#### Aim
Extract every line of the material below and reproduce it faithfully.

Figure data in JSON:
+++

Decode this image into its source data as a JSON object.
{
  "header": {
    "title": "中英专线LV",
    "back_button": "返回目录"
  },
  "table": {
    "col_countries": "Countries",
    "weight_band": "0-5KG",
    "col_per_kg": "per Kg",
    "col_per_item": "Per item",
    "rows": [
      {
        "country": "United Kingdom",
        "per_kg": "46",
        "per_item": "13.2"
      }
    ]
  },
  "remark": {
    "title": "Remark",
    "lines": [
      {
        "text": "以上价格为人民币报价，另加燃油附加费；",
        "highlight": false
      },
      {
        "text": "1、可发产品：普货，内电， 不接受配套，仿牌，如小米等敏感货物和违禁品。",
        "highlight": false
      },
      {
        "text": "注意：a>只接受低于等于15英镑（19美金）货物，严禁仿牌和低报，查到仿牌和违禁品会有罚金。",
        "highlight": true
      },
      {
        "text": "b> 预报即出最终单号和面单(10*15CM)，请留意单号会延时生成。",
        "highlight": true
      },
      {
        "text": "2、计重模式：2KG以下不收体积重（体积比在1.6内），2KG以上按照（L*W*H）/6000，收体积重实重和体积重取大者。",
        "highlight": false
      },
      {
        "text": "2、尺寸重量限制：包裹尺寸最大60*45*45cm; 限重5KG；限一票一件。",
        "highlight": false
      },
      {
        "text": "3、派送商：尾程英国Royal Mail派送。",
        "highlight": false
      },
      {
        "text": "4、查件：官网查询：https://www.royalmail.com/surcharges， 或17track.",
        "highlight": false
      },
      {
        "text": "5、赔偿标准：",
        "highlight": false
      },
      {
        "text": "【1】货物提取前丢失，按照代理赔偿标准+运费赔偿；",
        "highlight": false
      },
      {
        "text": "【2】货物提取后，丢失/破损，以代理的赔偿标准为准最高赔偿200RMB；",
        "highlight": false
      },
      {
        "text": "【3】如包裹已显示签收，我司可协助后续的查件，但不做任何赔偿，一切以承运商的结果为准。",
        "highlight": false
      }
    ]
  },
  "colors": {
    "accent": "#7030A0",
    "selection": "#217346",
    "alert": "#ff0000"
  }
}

+++

#### Task result
Decode this image into its source data as a JSON object.
{
  "header": {
    "title": "中英专线LV",
    "back_button": "返回目录"
  },
  "table": {
    "col_countries": "Countries",
    "weight_band": "0-5KG",
    "col_per_kg": "per Kg",
    "col_per_item": "Per item",
    "rows": [
      {
        "country": "United Kingdom",
        "per_kg": "46",
        "per_item": "13.2"
      }
    ]
  },
  "remark": {
    "title": "Remark",
    "lines": [
      {
        "text": "以上价格为人民币报价，另加燃油附加费；",
        "highlight": false
      },
      {
        "text": "1、可发产品：普货，内电， 不接受配套，仿牌，如小米等敏感货物和违禁品。",
        "highlight": false
      },
      {
        "text": "注意：a>只接受低于等于15英镑（19美金）货物，严禁仿牌和低报，查到仿牌和违禁品会有罚金。",
        "highlight": true
      },
      {
        "text": "b> 预报即出最终单号和面单(10*15CM)，请留意单号会延时生成。",
        "highlight": true
      },
      {
        "text": "2、计重模式：2KG以下不收体积重（体积比在1.6内），2KG以上按照（L*W*H）/6000，收体积重实重和体积重取大者。",
        "highlight": false
      },
      {
        "text": "2、尺寸重量限制：包裹尺寸最大60*45*45cm; 限重5KG；限一票一件。",
        "highlight": false
      },
      {
        "text": "3、派送商：尾程英国Royal Mail派送。",
        "highlight": false
      },
      {
        "text": "4、查件：官网查询：https://www.royalmail.com/surcharges， 或17track.",
        "highlight": false
      },
      {
        "text": "5、赔偿标准：",
        "highlight": false
      },
      {
        "text": "【1】货物提取前丢失，按照代理赔偿标准+运费赔偿；",
        "highlight": false
      },
      {
        "text": "【2】货物提取后，丢失/破损，以代理的赔偿标准为准最高赔偿200RMB；",
        "highlight": false
      },
      {
        "text": "【3】如包裹已显示签收，我司可协助后续的查件，但不做任何赔偿，一切以承运商的结果为准。",
        "highlight": false
      }
    ]
  },
  "colors": {
    "accent": "#7030A0",
    "selection": "#217346",
    "alert": "#ff0000"
  }
}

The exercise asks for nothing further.